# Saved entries
⟨
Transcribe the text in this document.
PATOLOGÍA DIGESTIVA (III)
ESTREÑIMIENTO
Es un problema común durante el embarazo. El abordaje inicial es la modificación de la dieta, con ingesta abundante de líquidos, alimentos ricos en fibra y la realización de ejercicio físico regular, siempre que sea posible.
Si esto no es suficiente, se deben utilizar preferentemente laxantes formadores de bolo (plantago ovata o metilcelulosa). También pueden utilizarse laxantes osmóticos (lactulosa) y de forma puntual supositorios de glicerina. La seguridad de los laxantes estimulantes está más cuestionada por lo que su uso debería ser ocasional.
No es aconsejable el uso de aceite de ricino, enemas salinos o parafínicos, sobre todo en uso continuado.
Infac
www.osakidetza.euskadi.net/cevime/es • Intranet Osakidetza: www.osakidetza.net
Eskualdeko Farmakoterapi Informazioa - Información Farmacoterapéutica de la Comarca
⟩
Extract every line above exactly as it stands.

# SOLVED PROBLEM
Transcribe the text in this document.
PATOLOGÍA DIGESTIVA (III)
ESTREÑIMIENTO
Es un problema común durante el embarazo. El abordaje inicial es la modificación de la dieta, con ingesta abundante de líquidos, alimentos ricos en fibra y la realización de ejercicio físico regular, siempre que sea posible.
Si esto no es suficiente, se deben utilizar preferentemente laxantes formadores de bolo (plantago ovata o metilcelulosa). También pueden utilizarse laxantes osmóticos (lactulosa) y de forma puntual supositorios de glicerina. La seguridad de los laxantes estimulantes está más cuestionada por lo que su uso debería ser ocasional.
No es aconsejable el uso de aceite de ricino, enemas salinos o parafínicos, sobre todo en uso continuado.
Infac
www.osakidetza.euskadi.net/cevime/es • Intranet Osakidetza: www.osakidetza.net
Eskualdeko Farmakoterapi Informazioa - Información Farmacoterapéutica de la Comarca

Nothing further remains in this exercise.